Segment Open

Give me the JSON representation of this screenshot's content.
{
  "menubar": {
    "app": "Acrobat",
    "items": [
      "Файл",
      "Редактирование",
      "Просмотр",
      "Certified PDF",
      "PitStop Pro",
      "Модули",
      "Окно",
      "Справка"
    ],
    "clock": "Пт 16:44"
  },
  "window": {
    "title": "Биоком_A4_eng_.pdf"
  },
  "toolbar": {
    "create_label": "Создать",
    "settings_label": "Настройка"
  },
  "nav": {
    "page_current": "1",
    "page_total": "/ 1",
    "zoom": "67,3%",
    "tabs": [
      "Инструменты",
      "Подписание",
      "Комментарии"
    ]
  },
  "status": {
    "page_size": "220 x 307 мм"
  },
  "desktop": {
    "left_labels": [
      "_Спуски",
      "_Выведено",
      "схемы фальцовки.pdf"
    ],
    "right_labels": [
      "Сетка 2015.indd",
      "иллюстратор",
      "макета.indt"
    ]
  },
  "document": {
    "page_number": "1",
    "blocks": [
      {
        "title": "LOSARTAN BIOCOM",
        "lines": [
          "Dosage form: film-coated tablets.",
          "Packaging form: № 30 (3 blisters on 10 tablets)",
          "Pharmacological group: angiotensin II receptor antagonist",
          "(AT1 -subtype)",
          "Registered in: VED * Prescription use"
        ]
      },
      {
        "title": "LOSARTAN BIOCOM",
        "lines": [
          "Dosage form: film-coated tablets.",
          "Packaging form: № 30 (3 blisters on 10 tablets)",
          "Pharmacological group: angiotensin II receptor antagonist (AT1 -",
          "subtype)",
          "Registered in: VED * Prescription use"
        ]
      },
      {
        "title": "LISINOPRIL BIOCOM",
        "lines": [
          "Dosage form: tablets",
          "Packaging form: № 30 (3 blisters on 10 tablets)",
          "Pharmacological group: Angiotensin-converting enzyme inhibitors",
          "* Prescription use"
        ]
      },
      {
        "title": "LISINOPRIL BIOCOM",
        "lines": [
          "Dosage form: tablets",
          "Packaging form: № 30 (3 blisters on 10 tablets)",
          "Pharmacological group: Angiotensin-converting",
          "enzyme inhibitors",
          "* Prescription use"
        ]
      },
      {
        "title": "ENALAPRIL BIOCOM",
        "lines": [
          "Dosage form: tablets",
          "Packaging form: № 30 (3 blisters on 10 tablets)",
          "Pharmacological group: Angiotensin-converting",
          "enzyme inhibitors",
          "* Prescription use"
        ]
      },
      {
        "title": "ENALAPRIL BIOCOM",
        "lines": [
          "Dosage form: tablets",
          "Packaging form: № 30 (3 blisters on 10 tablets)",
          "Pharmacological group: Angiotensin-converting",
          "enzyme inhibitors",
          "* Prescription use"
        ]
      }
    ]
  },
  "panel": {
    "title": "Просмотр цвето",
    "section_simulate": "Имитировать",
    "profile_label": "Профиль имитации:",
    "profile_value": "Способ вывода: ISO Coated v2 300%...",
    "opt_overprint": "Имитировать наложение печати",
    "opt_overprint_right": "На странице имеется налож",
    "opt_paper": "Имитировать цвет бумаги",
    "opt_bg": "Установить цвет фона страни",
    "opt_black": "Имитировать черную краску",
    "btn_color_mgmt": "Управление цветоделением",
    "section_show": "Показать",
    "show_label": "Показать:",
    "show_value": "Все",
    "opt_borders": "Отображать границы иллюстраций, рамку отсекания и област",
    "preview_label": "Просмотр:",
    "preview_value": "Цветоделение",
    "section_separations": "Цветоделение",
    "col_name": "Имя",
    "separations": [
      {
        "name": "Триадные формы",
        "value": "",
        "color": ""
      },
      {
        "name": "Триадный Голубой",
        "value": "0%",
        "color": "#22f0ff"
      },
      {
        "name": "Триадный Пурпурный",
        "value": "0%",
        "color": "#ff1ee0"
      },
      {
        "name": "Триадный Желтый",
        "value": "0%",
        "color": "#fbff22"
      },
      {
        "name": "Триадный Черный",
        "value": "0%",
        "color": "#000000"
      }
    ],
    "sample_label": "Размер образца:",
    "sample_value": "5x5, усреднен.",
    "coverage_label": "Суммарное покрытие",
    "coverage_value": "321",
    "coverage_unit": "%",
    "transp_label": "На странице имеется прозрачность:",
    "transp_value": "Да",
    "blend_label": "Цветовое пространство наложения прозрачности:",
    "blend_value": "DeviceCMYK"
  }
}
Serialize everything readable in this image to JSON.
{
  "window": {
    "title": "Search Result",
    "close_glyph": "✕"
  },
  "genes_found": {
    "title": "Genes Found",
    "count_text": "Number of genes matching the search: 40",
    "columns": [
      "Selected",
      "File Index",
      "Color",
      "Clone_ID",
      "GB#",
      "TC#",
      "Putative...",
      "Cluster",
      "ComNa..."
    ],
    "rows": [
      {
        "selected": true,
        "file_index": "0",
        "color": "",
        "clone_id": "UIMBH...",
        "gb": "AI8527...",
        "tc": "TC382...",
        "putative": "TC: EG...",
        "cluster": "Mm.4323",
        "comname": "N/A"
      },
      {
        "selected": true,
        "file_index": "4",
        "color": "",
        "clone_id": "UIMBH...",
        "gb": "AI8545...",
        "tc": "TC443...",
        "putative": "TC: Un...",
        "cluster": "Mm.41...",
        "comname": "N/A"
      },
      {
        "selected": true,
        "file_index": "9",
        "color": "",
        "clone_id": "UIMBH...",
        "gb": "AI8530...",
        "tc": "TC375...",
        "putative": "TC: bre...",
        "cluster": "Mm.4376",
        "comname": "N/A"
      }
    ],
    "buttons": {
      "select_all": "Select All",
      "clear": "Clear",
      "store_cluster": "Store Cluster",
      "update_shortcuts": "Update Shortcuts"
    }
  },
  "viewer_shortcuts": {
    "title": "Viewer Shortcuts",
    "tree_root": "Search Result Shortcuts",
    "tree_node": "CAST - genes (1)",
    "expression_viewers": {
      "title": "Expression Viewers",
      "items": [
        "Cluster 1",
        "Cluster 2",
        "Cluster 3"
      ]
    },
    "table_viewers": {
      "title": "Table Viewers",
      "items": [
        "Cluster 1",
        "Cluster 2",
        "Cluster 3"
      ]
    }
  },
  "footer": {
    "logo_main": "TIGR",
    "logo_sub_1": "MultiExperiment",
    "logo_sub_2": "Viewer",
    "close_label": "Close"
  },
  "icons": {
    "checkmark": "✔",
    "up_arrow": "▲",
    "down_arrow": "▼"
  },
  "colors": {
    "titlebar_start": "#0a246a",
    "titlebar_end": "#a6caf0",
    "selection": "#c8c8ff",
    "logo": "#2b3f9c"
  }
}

Segment Closed

Task item: Every record above must be duplicated exactly.

Output for this task:
Give me the JSON representation of this screenshot's content.
{
  "menubar": {
    "app": "Acrobat",
    "items": [
      "Файл",
      "Редактирование",
      "Просмотр",
      "Certified PDF",
      "PitStop Pro",
      "Модули",
      "Окно",
      "Справка"
    ],
    "clock": "Пт 16:44"
  },
  "window": {
    "title": "Биоком_A4_eng_.pdf"
  },
  "toolbar": {
    "create_label": "Создать",
    "settings_label": "Настройка"
  },
  "nav": {
    "page_current": "1",
    "page_total": "/ 1",
    "zoom": "67,3%",
    "tabs": [
      "Инструменты",
      "Подписание",
      "Комментарии"
    ]
  },
  "status": {
    "page_size": "220 x 307 мм"
  },
  "desktop": {
    "left_labels": [
      "_Спуски",
      "_Выведено",
      "схемы фальцовки.pdf"
    ],
    "right_labels": [
      "Сетка 2015.indd",
      "иллюстратор",
      "макета.indt"
    ]
  },
  "document": {
    "page_number": "1",
    "blocks": [
      {
        "title": "LOSARTAN BIOCOM",
        "lines": [
          "Dosage form: film-coated tablets.",
          "Packaging form: № 30 (3 blisters on 10 tablets)",
          "Pharmacological group: angiotensin II receptor antagonist",
          "(AT1 -subtype)",
          "Registered in: VED * Prescription use"
        ]
      },
      {
        "title": "LOSARTAN BIOCOM",
        "lines": [
          "Dosage form: film-coated tablets.",
          "Packaging form: № 30 (3 blisters on 10 tablets)",
          "Pharmacological group: angiotensin II receptor antagonist (AT1 -",
          "subtype)",
          "Registered in: VED * Prescription use"
        ]
      },
      {
        "title": "LISINOPRIL BIOCOM",
        "lines": [
          "Dosage form: tablets",
          "Packaging form: № 30 (3 blisters on 10 tablets)",
          "Pharmacological group: Angiotensin-converting enzyme inhibitors",
          "* Prescription use"
        ]
      },
      {
        "title": "LISINOPRIL BIOCOM",
        "lines": [
          "Dosage form: tablets",
          "Packaging form: № 30 (3 blisters on 10 tablets)",
          "Pharmacological group: Angiotensin-converting",
          "enzyme inhibitors",
          "* Prescription use"
        ]
      },
      {
        "title": "ENALAPRIL BIOCOM",
        "lines": [
          "Dosage form: tablets",
          "Packaging form: № 30 (3 blisters on 10 tablets)",
          "Pharmacological group: Angiotensin-converting",
          "enzyme inhibitors",
          "* Prescription use"
        ]
      },
      {
        "title": "ENALAPRIL BIOCOM",
        "lines": [
          "Dosage form: tablets",
          "Packaging form: № 30 (3 blisters on 10 tablets)",
          "Pharmacological group: Angiotensin-converting",
          "enzyme inhibitors",
          "* Prescription use"
        ]
      }
    ]
  },
  "panel": {
    "title": "Просмотр цвето",
    "section_simulate": "Имитировать",
    "profile_label": "Профиль имитации:",
    "profile_value": "Способ вывода: ISO Coated v2 300%...",
    "opt_overprint": "Имитировать наложение печати",
    "opt_overprint_right": "На странице имеется налож",
    "opt_paper": "Имитировать цвет бумаги",
    "opt_bg": "Установить цвет фона страни",
    "opt_black": "Имитировать черную краску",
    "btn_color_mgmt": "Управление цветоделением",
    "section_show": "Показать",
    "show_label": "Показать:",
    "show_value": "Все",
    "opt_borders": "Отображать границы иллюстраций, рамку отсекания и област",
    "preview_label": "Просмотр:",
    "preview_value": "Цветоделение",
    "section_separations": "Цветоделение",
    "col_name": "Имя",
    "separations": [
      {
        "name": "Триадные формы",
        "value": "",
        "color": ""
      },
      {
        "name": "Триадный Голубой",
        "value": "0%",
        "color": "#22f0ff"
      },
      {
        "name": "Триадный Пурпурный",
        "value": "0%",
        "color": "#ff1ee0"
      },
      {
        "name": "Триадный Желтый",
        "value": "0%",
        "color": "#fbff22"
      },
      {
        "name": "Триадный Черный",
        "value": "0%",
        "color": "#000000"
      }
    ],
    "sample_label": "Размер образца:",
    "sample_value": "5x5, усреднен.",
    "coverage_label": "Суммарное покрытие",
    "coverage_value": "321",
    "coverage_unit": "%",
    "transp_label": "На странице имеется прозрачность:",
    "transp_value": "Да",
    "blend_label": "Цветовое пространство наложения прозрачности:",
    "blend_value": "DeviceCMYK"
  }
}
Serialize everything readable in this image to JSON.
{
  "window": {
    "title": "Search Result",
    "close_glyph": "✕"
  },
  "genes_found": {
    "title": "Genes Found",
    "count_text": "Number of genes matching the search: 40",
    "columns": [
      "Selected",
      "File Index",
      "Color",
      "Clone_ID",
      "GB#",
      "TC#",
      "Putative...",
      "Cluster",
      "ComNa..."
    ],
    "rows": [
      {
        "selected": true,
        "file_index": "0",
        "color": "",
        "clone_id": "UIMBH...",
        "gb": "AI8527...",
        "tc": "TC382...",
        "putative": "TC: EG...",
        "cluster": "Mm.4323",
        "comname": "N/A"
      },
      {
        "selected": true,
        "file_index": "4",
        "color": "",
        "clone_id": "UIMBH...",
        "gb": "AI8545...",
        "tc": "TC443...",
        "putative": "TC: Un...",
        "cluster": "Mm.41...",
        "comname": "N/A"
      },
      {
        "selected": true,
        "file_index": "9",
        "color": "",
        "clone_id": "UIMBH...",
        "gb": "AI8530...",
        "tc": "TC375...",
        "putative": "TC: bre...",
        "cluster": "Mm.4376",
        "comname": "N/A"
      }
    ],
    "buttons": {
      "select_all": "Select All",
      "clear": "Clear",
      "store_cluster": "Store Cluster",
      "update_shortcuts": "Update Shortcuts"
    }
  },
  "viewer_shortcuts": {
    "title": "Viewer Shortcuts",
    "tree_root": "Search Result Shortcuts",
    "tree_node": "CAST - genes (1)",
    "expression_viewers": {
      "title": "Expression Viewers",
      "items": [
        "Cluster 1",
        "Cluster 2",
        "Cluster 3"
      ]
    },
    "table_viewers": {
      "title": "Table Viewers",
      "items": [
        "Cluster 1",
        "Cluster 2",
        "Cluster 3"
      ]
    }
  },
  "footer": {
    "logo_main": "TIGR",
    "logo_sub_1": "MultiExperiment",
    "logo_sub_2": "Viewer",
    "close_label": "Close"
  },
  "icons": {
    "checkmark": "✔",
    "up_arrow": "▲",
    "down_arrow": "▼"
  },
  "colors": {
    "titlebar_start": "#0a246a",
    "titlebar_end": "#a6caf0",
    "selection": "#c8c8ff",
    "logo": "#2b3f9c"
  }
}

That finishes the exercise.